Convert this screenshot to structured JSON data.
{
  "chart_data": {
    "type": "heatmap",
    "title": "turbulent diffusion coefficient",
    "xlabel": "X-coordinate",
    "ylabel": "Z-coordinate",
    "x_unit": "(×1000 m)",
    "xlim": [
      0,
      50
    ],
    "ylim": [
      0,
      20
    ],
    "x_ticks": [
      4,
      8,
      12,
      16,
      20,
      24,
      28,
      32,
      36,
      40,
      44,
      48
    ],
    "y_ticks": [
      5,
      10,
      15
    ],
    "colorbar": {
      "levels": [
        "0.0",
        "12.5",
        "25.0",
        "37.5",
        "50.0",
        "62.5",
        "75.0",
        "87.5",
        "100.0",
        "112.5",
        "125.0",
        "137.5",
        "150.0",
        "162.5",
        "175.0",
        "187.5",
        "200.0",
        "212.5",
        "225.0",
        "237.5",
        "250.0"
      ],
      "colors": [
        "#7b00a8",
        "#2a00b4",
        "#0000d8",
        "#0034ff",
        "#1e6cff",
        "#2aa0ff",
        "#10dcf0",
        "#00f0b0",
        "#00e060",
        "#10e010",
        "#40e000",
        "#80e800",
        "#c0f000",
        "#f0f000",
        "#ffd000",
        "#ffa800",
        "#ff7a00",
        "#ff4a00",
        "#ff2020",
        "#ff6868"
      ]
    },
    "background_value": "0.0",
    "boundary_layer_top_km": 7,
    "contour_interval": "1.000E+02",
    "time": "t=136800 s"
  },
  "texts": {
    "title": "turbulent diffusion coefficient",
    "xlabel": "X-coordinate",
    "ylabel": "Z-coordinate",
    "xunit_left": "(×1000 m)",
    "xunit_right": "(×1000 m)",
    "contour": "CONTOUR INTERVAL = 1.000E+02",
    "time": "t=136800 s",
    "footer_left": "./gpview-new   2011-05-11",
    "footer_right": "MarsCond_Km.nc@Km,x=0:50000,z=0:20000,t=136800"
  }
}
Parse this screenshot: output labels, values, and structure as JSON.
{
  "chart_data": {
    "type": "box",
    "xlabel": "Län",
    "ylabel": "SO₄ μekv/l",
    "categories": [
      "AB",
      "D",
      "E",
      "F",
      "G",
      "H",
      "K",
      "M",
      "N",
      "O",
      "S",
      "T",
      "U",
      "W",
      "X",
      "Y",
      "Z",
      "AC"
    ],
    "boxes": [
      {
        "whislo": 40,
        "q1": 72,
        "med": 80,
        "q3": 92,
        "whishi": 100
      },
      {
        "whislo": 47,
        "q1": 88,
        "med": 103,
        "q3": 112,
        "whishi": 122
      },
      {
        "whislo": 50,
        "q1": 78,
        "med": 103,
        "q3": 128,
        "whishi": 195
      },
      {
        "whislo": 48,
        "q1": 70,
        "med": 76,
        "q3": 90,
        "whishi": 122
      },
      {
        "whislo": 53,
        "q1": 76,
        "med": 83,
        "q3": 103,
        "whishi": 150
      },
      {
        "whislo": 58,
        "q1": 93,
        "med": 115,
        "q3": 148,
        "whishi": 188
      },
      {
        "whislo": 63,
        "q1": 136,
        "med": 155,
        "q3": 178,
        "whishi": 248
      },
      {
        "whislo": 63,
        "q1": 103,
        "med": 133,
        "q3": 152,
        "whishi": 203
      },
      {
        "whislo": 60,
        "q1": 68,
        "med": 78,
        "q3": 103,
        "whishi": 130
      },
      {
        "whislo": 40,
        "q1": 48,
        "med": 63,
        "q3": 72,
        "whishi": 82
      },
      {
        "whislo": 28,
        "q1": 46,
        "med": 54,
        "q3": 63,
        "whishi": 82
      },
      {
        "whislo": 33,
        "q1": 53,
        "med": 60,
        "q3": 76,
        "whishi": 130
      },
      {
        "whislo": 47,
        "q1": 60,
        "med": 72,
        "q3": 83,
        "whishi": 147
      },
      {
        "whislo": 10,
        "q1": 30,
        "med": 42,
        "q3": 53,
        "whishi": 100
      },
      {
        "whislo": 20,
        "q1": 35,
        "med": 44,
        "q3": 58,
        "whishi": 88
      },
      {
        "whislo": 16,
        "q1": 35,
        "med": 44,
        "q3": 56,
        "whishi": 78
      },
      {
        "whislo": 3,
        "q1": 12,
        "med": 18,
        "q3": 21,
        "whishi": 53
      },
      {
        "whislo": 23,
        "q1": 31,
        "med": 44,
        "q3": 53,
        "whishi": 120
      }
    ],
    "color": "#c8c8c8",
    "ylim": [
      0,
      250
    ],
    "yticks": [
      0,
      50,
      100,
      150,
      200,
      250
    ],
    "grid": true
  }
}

**Short problem**
Identify lines with the string "screenshot". Copy each one.

**Solution to this task**
Convert this screenshot to structured JSON data.
Parse this screenshot: output labels, values, and structure as JSON.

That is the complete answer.